*WHAT IS NEEDED*. Search the material below for lines containing the string "SESTER", and copy every one you find.

---+---

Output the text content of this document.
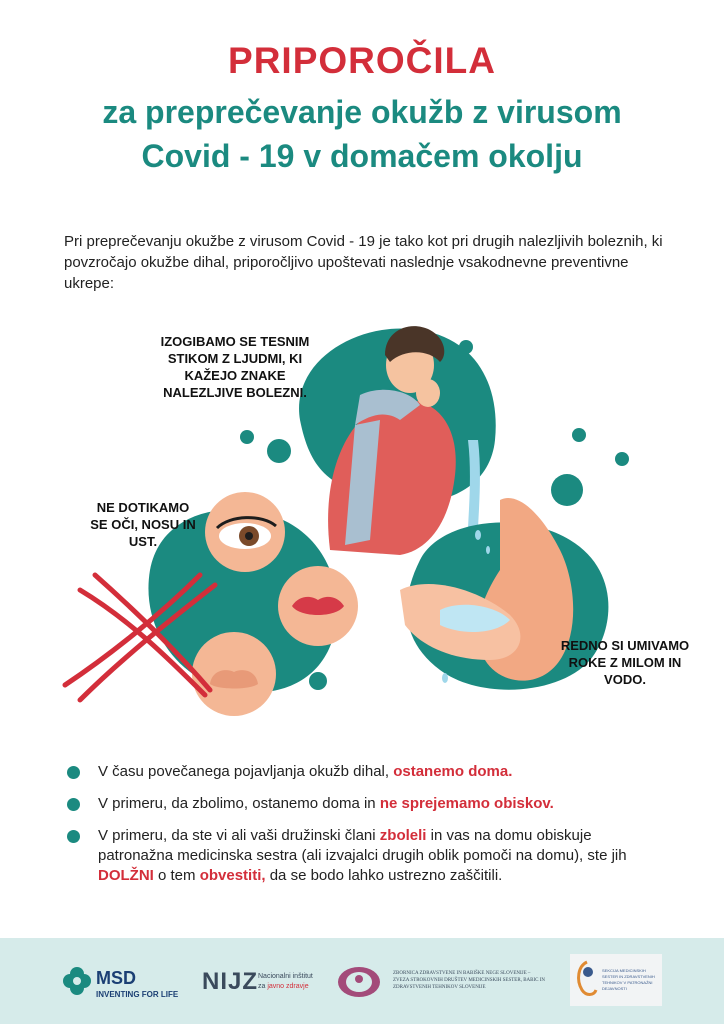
PRIPOROČILA
za preprečevanje okužb z virusom
Covid - 19 v domačem okolju
Pri preprečevanju okužbe z virusom Covid - 19 je tako kot pri drugih nalezljivih boleznih, ki povzročajo okužbe dihal, priporočljivo upoštevati naslednje vsakodnevne preventivne ukrepe:
IZOGIBAMO SE TESNIM STIKOM Z LJUDMI, KI KAŽEJO ZNAKE NALEZLJIVE BOLEZNI.
NE DOTIKAMO SE OČI, NOSU IN UST.
REDNO SI UMIVAMO ROKE Z MILOM IN VODO.
V času povečanega pojavljanja okužb dihal, ostanemo doma.
V primeru, da zbolimo, ostanemo doma in ne sprejemamo obiskov.
V primeru, da ste vi ali vaši družinski člani zboleli in vas na domu obiskuje patronažna medicinska sestra (ali izvajalci drugih oblik pomoči na domu), ste jih DOLŽNI o tem obvestiti, da se bodo lahko ustrezno zaščitili.
MSD
INVENTING FOR LIFE NIJZ Nacionalni inštitut
za javno zdravje
ZBORNICA ZDRAVSTVENE IN BABIŠKE NEGE SLOVENIJE – ZVEZA STROKOVNIH DRUŠTEV MEDICINSKIH SESTER, BABIC IN ZDRAVSTVENIH TEHNIKOV SLOVENIJE
SEKCIJA MEDICINSKIH SESTER IN ZDRAVSTVENIH TEHNIKOV V PATRONAŽNI DEJAVNOSTI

---+---

*SOLUTION TO THIS PROBLEM*.
ZBORNICA ZDRAVSTVENE IN BABIŠKE NEGE SLOVENIJE – ZVEZA STROKOVNIH DRUŠTEV MEDICINSKIH SESTER, BABIC IN ZDRAVSTVENIH TEHNIKOV SLOVENIJE
SEKCIJA MEDICINSKIH SESTER IN ZDRAVSTVENIH TEHNIKOV V PATRONAŽNI DEJAVNOSTI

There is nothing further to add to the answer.